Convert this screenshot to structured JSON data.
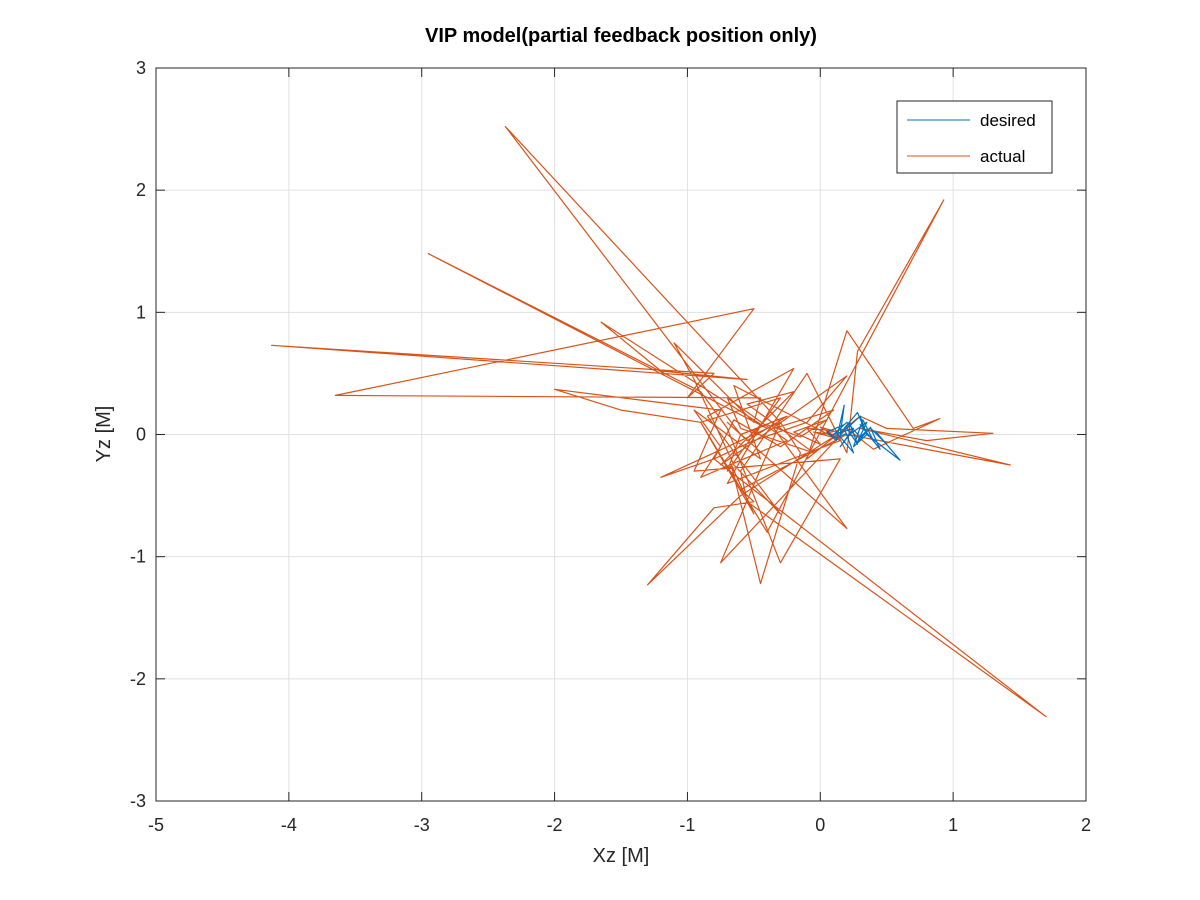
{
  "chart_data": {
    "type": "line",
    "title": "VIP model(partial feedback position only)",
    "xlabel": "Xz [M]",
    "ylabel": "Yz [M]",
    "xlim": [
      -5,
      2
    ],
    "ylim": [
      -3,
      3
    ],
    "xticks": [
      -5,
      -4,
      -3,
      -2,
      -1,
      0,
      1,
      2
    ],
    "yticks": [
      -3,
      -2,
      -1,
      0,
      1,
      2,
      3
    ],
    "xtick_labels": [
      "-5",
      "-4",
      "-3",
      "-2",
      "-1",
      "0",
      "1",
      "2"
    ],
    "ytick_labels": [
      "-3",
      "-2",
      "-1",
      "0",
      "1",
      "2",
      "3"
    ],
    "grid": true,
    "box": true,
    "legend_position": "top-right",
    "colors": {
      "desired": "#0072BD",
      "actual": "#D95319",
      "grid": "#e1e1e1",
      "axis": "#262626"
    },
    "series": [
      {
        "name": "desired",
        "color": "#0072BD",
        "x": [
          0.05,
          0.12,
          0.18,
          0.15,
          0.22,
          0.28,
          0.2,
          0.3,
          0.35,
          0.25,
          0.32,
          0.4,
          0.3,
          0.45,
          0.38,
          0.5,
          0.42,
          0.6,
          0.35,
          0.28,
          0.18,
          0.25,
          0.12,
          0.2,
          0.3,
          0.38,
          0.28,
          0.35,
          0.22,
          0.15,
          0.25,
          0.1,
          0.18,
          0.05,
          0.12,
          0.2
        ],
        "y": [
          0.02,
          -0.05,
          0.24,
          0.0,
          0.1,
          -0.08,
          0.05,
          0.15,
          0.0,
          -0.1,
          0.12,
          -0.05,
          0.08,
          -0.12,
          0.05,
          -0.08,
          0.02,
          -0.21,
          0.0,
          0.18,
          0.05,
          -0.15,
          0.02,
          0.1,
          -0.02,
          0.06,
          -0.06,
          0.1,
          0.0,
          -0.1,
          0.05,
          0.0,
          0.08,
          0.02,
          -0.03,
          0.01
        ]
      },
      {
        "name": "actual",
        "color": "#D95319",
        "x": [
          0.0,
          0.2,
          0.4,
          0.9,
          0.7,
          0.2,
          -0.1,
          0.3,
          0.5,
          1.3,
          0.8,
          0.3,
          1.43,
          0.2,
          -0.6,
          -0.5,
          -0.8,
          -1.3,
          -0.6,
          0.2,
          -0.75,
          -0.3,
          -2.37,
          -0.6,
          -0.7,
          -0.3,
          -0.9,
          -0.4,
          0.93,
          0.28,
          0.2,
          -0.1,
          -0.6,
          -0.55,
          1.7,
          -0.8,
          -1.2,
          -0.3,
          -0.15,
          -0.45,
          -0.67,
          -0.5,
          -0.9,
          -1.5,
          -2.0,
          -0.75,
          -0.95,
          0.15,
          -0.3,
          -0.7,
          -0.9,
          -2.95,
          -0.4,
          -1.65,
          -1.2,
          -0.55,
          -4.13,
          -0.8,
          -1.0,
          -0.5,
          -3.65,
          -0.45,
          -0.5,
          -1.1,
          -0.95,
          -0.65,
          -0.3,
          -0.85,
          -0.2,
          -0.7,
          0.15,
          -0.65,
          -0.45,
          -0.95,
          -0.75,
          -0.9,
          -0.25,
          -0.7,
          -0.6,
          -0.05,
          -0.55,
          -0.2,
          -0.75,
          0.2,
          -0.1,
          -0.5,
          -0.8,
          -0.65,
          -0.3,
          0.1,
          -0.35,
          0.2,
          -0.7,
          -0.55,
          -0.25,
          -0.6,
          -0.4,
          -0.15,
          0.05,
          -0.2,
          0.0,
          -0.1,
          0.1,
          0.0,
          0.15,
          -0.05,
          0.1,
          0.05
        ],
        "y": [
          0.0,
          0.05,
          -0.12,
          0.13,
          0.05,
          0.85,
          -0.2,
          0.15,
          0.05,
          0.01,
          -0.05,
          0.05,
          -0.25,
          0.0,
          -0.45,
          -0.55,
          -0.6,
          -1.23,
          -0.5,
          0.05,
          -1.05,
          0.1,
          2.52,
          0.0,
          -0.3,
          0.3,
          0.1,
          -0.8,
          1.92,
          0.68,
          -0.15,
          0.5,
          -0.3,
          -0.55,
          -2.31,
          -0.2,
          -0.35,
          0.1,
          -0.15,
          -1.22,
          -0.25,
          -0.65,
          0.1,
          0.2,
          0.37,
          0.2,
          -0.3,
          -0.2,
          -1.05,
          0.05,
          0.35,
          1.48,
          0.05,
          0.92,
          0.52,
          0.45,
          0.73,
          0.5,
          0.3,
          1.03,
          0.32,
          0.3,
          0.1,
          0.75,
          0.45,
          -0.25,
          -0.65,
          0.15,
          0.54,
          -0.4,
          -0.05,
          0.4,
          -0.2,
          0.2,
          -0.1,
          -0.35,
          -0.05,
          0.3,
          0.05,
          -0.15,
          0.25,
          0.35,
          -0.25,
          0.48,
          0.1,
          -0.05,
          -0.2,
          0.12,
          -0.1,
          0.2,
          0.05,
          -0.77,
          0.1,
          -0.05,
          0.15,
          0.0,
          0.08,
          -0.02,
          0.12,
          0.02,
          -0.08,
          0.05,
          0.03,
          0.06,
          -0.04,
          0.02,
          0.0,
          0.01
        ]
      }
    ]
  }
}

------------------------------------

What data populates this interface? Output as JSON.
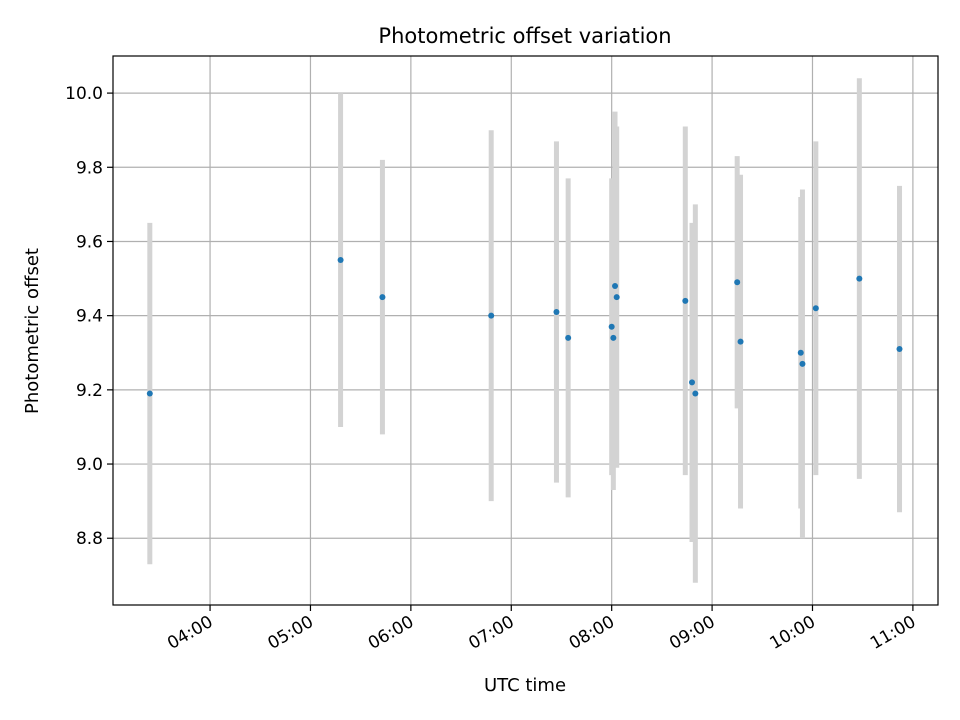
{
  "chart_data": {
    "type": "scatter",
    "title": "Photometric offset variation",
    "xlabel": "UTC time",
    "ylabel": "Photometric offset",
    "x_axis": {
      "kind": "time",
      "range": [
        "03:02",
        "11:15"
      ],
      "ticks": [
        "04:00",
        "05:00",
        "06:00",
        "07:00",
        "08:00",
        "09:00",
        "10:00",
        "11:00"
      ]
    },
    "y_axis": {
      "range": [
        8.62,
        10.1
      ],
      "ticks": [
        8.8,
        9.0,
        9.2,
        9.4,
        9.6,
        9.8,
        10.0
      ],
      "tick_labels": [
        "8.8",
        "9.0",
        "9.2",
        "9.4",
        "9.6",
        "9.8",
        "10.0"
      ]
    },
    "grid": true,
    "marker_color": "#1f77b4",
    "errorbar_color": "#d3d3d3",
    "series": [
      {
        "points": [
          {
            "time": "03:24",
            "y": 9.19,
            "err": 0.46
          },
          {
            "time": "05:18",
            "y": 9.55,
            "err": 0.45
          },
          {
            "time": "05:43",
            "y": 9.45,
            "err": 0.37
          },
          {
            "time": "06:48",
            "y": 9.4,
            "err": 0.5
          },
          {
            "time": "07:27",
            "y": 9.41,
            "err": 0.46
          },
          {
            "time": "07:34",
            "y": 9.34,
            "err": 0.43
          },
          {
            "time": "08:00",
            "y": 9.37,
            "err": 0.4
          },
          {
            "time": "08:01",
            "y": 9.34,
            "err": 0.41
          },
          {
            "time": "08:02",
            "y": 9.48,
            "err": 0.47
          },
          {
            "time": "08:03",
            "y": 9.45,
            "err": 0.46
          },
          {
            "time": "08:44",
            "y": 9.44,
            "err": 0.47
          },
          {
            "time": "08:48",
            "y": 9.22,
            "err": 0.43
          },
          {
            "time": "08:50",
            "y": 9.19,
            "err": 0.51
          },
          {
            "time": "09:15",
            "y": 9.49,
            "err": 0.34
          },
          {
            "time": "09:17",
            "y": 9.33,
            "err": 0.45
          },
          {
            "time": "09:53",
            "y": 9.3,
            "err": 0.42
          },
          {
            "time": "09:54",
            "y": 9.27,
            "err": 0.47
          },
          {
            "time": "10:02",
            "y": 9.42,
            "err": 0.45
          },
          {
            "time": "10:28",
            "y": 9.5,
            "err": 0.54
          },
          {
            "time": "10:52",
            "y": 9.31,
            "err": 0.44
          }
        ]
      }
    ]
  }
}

------------------------------------

REQUIREMENT:
Take each line containing the string "this" and copy it out.

RESPONSE:
Convert this screenshot to structured JSON data.
What data populates this interface? Output as JSON.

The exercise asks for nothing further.